=== STATED GOAL ===
The exercise asks you to copy every line below in which "Classes" appears.
━━━━━━
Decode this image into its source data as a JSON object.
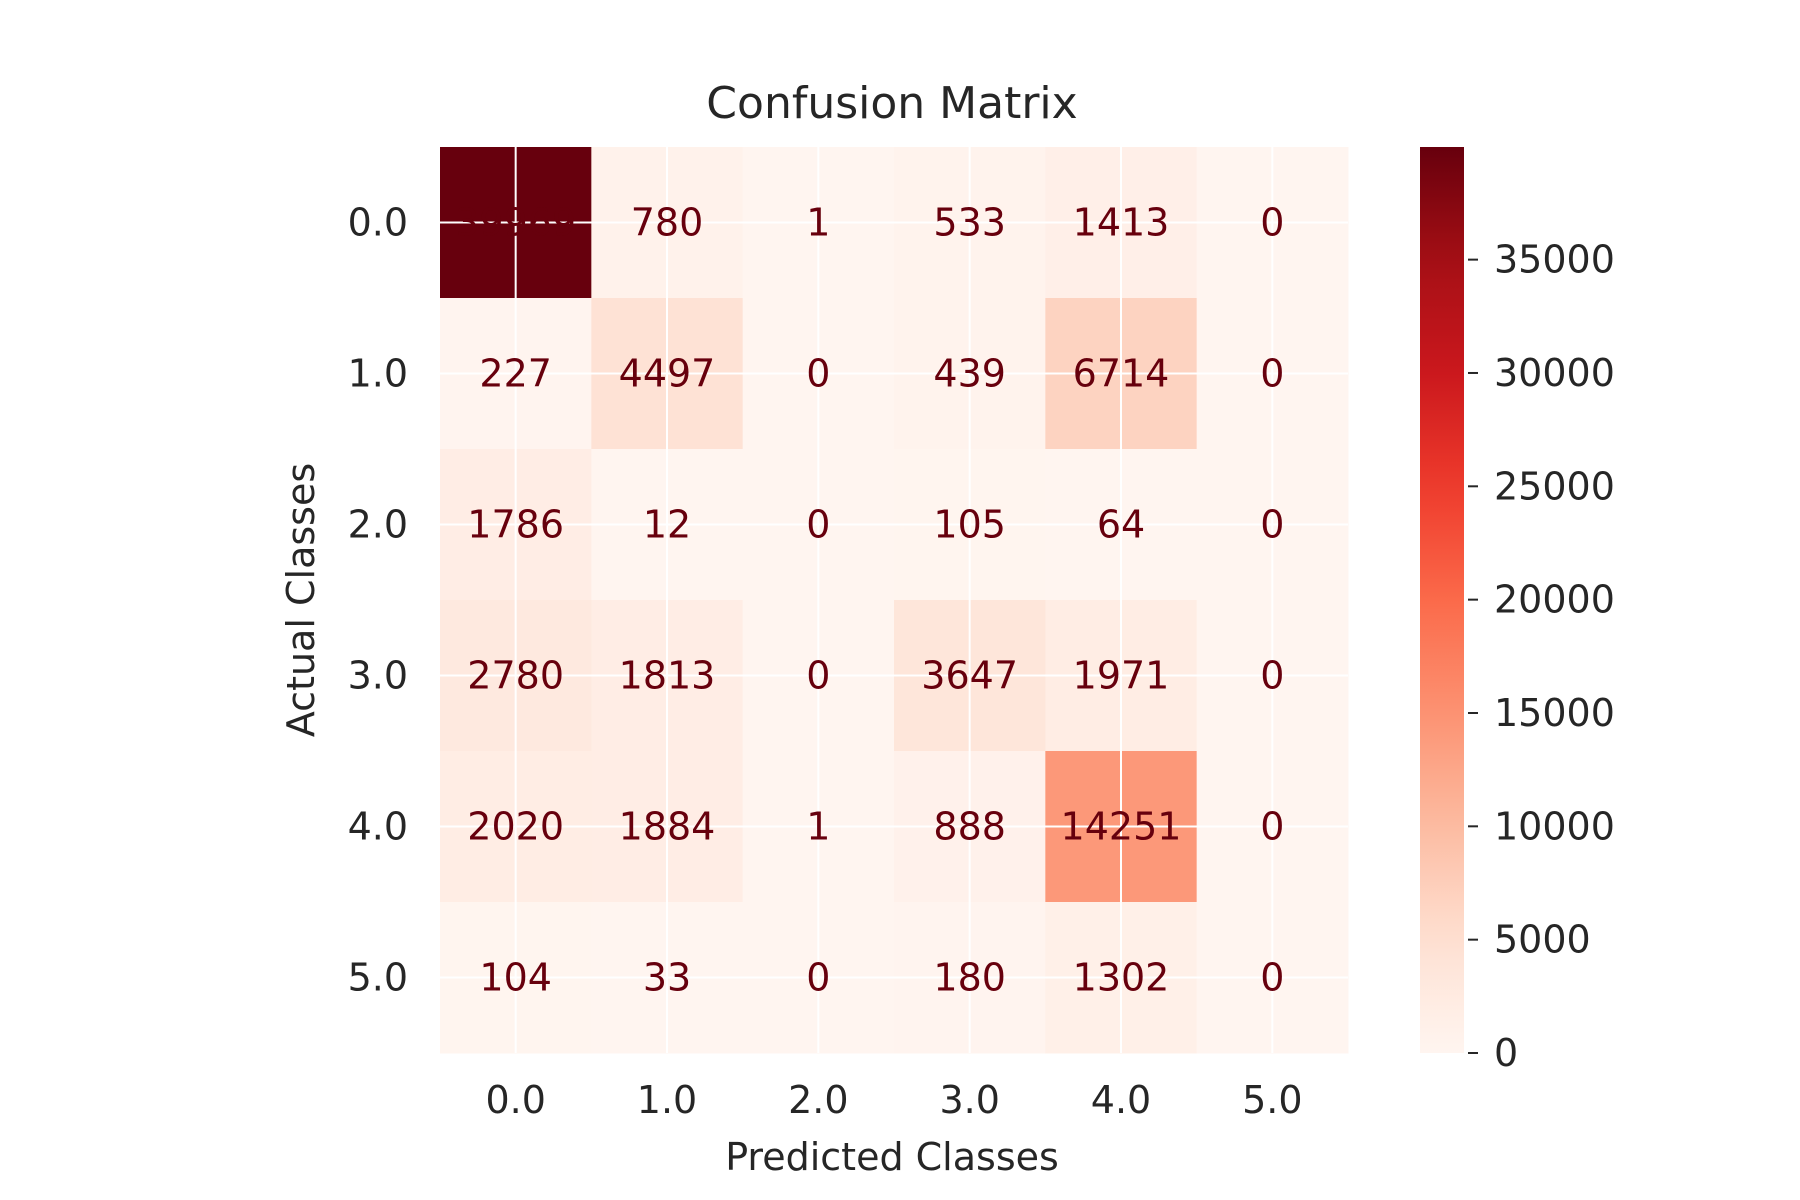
{
  "chart_data": {
    "type": "heatmap",
    "title": "Confusion Matrix",
    "xlabel": "Predicted Classes",
    "ylabel": "Actual Classes",
    "x_categories": [
      "0.0",
      "1.0",
      "2.0",
      "3.0",
      "4.0",
      "5.0"
    ],
    "y_categories": [
      "0.0",
      "1.0",
      "2.0",
      "3.0",
      "4.0",
      "5.0"
    ],
    "values": [
      [
        39969,
        780,
        1,
        533,
        1413,
        0
      ],
      [
        227,
        4497,
        0,
        439,
        6714,
        0
      ],
      [
        1786,
        12,
        0,
        105,
        64,
        0
      ],
      [
        2780,
        1813,
        0,
        3647,
        1971,
        0
      ],
      [
        2020,
        1884,
        1,
        888,
        14251,
        0
      ],
      [
        104,
        33,
        0,
        180,
        1302,
        0
      ]
    ],
    "colormap": "Reds",
    "colorbar": {
      "range": [
        0,
        39969
      ],
      "ticks": [
        0,
        5000,
        10000,
        15000,
        20000,
        25000,
        30000,
        35000
      ],
      "tick_labels": [
        "0",
        "5000",
        "10000",
        "15000",
        "20000",
        "25000",
        "30000",
        "35000"
      ]
    },
    "annotation_color": "#67000d",
    "grid": true,
    "grid_color": "#ffffff"
  }
}
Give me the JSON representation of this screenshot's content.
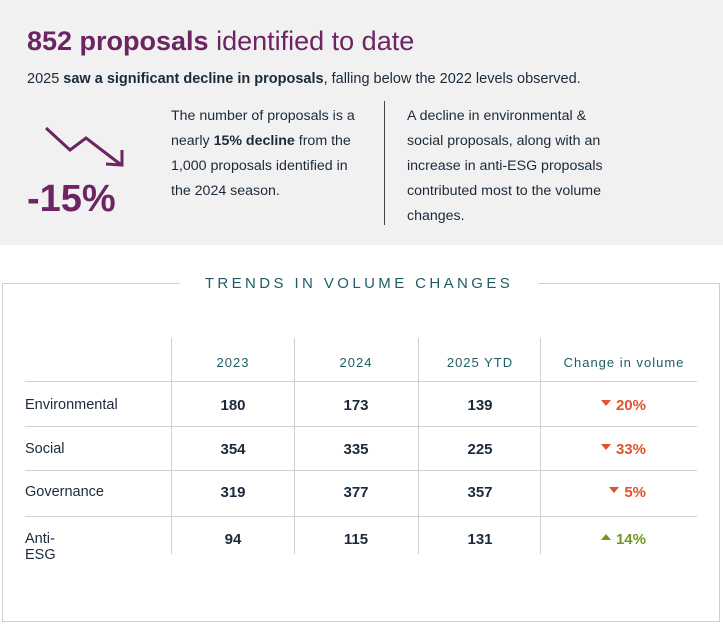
{
  "summary": {
    "headline_bold": "852 proposals",
    "headline_rest": " identified to date",
    "sub_year": "2025 ",
    "sub_bold": "saw a significant decline in proposals",
    "sub_rest": ", falling below the 2022 levels observed.",
    "percent": "-15%",
    "col1_a": "The number of proposals is a nearly ",
    "col1_bold": "15% decline",
    "col1_b": " from the 1,000 proposals identified in the 2024 season.",
    "col2": "A decline in environmental & social proposals, along with an increase in anti-ESG proposals contributed most to the volume changes.",
    "arrow_icon": "trend-down-arrow",
    "accent_color": "#6d2463"
  },
  "trends": {
    "title": "TRENDS IN VOLUME CHANGES",
    "headers": [
      "2023",
      "2024",
      "2025 YTD",
      "Change in volume"
    ],
    "rows": [
      {
        "label": "Environmental",
        "v2023": "180",
        "v2024": "173",
        "v2025": "139",
        "change": "20%",
        "direction": "down"
      },
      {
        "label": "Social",
        "v2023": "354",
        "v2024": "335",
        "v2025": "225",
        "change": "33%",
        "direction": "down"
      },
      {
        "label": "Governance",
        "v2023": "319",
        "v2024": "377",
        "v2025": "357",
        "change": "5%",
        "direction": "down"
      },
      {
        "label": "Anti-ESG",
        "v2023": "94",
        "v2024": "115",
        "v2025": "131",
        "change": "14%",
        "direction": "up"
      }
    ],
    "down_color": "#e0522c",
    "up_color": "#6f9a1f"
  }
}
━━━━━━
=== WRITTEN RESPONSE ===
    "xlabel": "Predicted Classes",
    "ylabel": "Actual Classes",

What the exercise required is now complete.